■ **The request**:
Show every line of the records below that contains the word "государственных".
####
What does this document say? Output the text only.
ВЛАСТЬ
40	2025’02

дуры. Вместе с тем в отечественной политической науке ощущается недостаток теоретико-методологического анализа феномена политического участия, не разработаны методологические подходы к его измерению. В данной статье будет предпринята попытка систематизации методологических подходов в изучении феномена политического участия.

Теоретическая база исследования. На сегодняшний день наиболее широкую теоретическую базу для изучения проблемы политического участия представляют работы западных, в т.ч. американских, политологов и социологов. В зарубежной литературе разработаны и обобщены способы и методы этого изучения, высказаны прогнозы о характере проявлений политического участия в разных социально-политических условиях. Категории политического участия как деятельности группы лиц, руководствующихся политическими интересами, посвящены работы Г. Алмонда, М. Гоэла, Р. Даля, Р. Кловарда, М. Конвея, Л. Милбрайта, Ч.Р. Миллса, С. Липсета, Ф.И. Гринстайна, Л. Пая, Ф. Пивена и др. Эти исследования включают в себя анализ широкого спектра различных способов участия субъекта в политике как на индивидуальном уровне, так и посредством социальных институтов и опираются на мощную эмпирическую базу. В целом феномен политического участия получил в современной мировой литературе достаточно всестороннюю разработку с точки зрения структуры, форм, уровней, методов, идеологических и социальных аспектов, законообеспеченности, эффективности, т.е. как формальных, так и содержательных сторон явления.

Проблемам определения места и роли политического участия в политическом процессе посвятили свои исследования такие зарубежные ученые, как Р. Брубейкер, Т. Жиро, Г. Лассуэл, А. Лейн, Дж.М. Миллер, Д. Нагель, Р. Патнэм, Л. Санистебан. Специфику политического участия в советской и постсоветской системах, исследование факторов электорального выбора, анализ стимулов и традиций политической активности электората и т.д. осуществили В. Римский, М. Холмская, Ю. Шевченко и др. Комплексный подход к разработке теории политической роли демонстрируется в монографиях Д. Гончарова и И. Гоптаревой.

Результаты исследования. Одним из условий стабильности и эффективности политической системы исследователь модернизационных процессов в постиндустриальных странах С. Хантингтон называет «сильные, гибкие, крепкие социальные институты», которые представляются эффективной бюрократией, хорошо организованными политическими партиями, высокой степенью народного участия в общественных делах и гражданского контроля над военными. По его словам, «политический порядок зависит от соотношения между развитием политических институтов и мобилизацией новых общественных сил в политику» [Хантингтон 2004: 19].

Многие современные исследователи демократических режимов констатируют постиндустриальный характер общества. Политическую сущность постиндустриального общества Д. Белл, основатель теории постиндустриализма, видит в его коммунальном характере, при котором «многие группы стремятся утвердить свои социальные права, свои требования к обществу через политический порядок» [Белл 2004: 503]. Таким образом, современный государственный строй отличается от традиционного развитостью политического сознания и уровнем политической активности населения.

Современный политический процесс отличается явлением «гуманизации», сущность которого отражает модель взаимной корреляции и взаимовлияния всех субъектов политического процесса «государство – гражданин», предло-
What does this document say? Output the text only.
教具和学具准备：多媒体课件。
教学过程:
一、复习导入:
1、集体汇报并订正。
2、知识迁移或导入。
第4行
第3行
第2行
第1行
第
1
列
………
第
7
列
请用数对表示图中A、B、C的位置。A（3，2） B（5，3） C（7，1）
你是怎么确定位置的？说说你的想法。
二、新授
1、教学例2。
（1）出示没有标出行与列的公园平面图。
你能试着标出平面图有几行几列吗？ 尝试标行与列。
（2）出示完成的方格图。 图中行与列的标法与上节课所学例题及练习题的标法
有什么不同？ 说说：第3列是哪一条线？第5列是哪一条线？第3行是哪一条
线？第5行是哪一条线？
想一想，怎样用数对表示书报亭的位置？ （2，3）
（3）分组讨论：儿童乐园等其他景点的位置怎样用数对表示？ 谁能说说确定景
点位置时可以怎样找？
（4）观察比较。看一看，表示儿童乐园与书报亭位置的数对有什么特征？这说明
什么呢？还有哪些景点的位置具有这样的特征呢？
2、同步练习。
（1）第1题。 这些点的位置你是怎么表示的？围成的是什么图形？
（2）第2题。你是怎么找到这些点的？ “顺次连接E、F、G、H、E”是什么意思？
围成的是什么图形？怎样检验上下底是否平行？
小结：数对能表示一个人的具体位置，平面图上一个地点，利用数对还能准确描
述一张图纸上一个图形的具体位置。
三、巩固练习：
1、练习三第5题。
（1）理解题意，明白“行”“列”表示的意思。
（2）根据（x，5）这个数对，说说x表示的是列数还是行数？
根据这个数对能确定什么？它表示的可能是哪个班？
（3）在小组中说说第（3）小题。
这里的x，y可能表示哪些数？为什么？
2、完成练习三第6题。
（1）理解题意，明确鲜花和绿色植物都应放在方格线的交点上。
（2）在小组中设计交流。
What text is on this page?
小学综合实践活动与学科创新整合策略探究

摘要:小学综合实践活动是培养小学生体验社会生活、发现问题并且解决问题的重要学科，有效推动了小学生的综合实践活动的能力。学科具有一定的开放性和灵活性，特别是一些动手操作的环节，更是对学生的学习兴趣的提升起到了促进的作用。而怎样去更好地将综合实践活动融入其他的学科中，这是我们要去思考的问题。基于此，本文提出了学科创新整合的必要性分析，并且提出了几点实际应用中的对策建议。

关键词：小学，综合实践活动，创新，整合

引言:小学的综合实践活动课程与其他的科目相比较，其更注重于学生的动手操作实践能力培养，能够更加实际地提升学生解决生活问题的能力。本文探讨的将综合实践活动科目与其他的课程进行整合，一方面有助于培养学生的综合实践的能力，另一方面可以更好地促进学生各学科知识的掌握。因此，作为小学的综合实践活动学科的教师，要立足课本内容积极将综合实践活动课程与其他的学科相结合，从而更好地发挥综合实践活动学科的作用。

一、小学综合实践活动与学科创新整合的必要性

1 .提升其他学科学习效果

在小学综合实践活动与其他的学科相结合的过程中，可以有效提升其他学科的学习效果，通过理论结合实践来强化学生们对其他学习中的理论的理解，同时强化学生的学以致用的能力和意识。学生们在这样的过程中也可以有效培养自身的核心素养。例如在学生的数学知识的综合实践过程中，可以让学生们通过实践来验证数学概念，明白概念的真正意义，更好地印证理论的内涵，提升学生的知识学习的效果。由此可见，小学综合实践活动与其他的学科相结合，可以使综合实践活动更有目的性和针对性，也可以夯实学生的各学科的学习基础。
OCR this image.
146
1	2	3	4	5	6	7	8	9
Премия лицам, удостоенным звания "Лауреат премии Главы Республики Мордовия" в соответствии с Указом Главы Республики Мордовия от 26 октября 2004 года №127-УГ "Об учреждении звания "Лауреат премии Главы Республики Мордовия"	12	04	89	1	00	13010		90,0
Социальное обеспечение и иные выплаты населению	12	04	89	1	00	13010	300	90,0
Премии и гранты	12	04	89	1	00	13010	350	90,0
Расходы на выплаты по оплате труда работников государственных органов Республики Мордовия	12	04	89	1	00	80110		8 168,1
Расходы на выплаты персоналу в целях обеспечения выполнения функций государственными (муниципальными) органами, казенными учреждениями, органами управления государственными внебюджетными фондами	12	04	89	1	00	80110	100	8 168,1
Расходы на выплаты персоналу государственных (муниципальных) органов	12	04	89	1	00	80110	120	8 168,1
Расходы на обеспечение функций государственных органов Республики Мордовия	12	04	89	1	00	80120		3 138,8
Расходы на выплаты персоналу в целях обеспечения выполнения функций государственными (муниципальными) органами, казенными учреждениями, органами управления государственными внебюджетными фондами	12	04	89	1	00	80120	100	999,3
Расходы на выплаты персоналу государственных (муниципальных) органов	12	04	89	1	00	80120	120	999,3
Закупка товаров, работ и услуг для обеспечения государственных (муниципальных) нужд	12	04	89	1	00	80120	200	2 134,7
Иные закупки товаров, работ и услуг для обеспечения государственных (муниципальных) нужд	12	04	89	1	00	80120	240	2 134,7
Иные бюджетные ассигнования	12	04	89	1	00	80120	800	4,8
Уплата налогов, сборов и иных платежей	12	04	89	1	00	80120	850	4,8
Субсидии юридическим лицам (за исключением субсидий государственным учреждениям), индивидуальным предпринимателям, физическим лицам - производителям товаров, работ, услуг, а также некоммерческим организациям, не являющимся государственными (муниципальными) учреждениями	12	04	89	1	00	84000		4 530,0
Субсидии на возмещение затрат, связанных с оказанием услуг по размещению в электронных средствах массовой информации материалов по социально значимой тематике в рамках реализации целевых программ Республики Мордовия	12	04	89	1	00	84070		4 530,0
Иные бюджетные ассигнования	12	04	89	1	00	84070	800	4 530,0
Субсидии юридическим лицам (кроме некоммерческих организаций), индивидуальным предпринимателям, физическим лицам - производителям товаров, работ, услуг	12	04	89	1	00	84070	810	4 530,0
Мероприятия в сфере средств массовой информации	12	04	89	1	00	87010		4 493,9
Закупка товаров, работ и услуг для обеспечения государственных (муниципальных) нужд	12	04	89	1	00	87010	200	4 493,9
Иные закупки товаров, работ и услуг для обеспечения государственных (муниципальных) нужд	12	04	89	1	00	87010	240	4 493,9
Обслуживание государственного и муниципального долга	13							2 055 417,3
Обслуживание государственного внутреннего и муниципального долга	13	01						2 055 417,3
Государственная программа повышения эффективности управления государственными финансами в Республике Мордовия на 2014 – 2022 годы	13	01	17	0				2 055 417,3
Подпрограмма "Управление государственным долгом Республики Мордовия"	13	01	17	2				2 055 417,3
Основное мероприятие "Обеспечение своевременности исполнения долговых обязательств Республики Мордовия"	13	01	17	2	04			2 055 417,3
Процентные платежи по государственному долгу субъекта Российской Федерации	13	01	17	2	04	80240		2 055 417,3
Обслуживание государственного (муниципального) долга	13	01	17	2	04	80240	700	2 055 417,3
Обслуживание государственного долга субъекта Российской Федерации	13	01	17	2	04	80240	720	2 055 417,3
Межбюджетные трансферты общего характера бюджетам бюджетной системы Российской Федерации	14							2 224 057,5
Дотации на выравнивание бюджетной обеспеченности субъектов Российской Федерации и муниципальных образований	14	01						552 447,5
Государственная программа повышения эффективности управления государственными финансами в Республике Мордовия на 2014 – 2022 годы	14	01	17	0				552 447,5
####
■ **Answer to this task**:
Расходы на выплаты по оплате труда работников государственных органов Республики Мордовия	12	04	89	1	00	80110		8 168,1
Расходы на выплаты персоналу государственных (муниципальных) органов	12	04	89	1	00	80110	120	8 168,1
Расходы на обеспечение функций государственных органов Республики Мордовия	12	04	89	1	00	80120		3 138,8
Расходы на выплаты персоналу государственных (муниципальных) органов	12	04	89	1	00	80120	120	999,3
Закупка товаров, работ и услуг для обеспечения государственных (муниципальных) нужд	12	04	89	1	00	80120	200	2 134,7
Иные закупки товаров, работ и услуг для обеспечения государственных (муниципальных) нужд	12	04	89	1	00	80120	240	2 134,7
Закупка товаров, работ и услуг для обеспечения государственных (муниципальных) нужд	12	04	89	1	00	87010	200	4 493,9
Иные закупки товаров, работ и услуг для обеспечения государственных (муниципальных) нужд	12	04	89	1	00	87010	240	4 493,9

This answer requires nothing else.